— begin Records for processing —
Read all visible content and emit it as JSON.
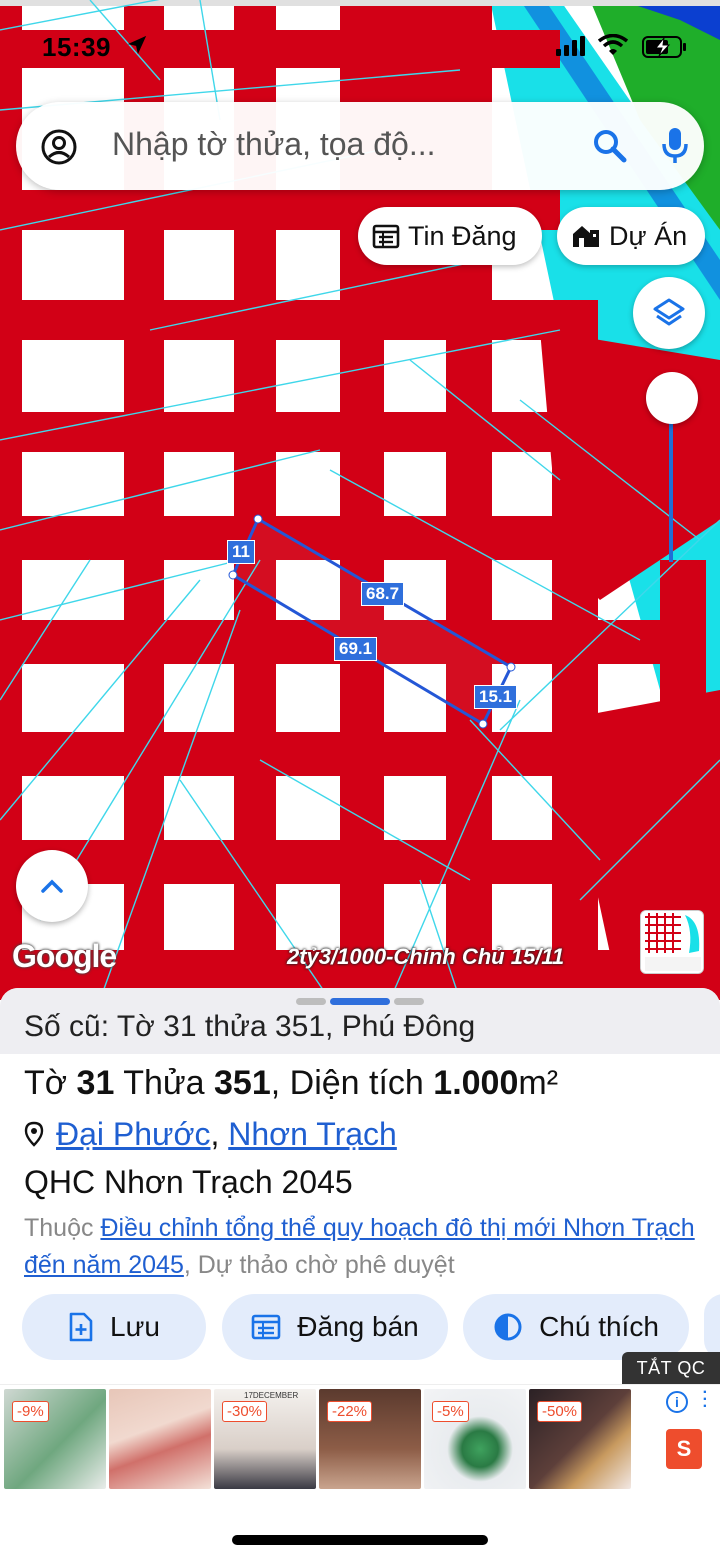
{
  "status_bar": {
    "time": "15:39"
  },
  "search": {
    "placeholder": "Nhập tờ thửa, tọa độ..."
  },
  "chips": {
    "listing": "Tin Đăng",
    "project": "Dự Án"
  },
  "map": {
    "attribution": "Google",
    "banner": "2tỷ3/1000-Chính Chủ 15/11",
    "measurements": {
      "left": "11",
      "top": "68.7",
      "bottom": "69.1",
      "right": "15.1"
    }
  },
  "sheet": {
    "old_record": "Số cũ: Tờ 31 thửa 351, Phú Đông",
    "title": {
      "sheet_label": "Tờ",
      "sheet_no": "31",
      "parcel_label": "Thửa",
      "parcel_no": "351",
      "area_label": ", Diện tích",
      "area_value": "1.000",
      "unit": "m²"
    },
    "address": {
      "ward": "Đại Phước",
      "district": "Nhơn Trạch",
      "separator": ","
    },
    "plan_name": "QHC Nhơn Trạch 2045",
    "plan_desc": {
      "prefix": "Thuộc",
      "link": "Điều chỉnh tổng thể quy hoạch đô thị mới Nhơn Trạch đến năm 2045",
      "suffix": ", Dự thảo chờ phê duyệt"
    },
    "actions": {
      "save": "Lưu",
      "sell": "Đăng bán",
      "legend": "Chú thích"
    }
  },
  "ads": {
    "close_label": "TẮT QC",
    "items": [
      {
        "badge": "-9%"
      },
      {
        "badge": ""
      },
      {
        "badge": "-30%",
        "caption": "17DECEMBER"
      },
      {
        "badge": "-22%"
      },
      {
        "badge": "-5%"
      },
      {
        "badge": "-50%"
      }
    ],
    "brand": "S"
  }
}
— end Records for processing —
▸ Direction: Transcribe each line above verbatim, with the pictures left out.

▸ Written answer:
Read all visible content and emit it as JSON.
{
  "status_bar": {
    "time": "15:39"
  },
  "search": {
    "placeholder": "Nhập tờ thửa, tọa độ..."
  },
  "chips": {
    "listing": "Tin Đăng",
    "project": "Dự Án"
  },
  "map": {
    "attribution": "Google",
    "banner": "2tỷ3/1000-Chính Chủ 15/11",
    "measurements": {
      "left": "11",
      "top": "68.7",
      "bottom": "69.1",
      "right": "15.1"
    }
  },
  "sheet": {
    "old_record": "Số cũ: Tờ 31 thửa 351, Phú Đông",
    "title": {
      "sheet_label": "Tờ",
      "sheet_no": "31",
      "parcel_label": "Thửa",
      "parcel_no": "351",
      "area_label": ", Diện tích",
      "area_value": "1.000",
      "unit": "m²"
    },
    "address": {
      "ward": "Đại Phước",
      "district": "Nhơn Trạch",
      "separator": ","
    },
    "plan_name": "QHC Nhơn Trạch 2045",
    "plan_desc": {
      "prefix": "Thuộc",
      "link": "Điều chỉnh tổng thể quy hoạch đô thị mới Nhơn Trạch đến năm 2045",
      "suffix": ", Dự thảo chờ phê duyệt"
    },
    "actions": {
      "save": "Lưu",
      "sell": "Đăng bán",
      "legend": "Chú thích"
    }
  },
  "ads": {
    "close_label": "TẮT QC",
    "items": [
      {
        "badge": "-9%"
      },
      {
        "badge": ""
      },
      {
        "badge": "-30%",
        "caption": "17DECEMBER"
      },
      {
        "badge": "-22%"
      },
      {
        "badge": "-5%"
      },
      {
        "badge": "-50%"
      }
    ],
    "brand": "S"
  }
}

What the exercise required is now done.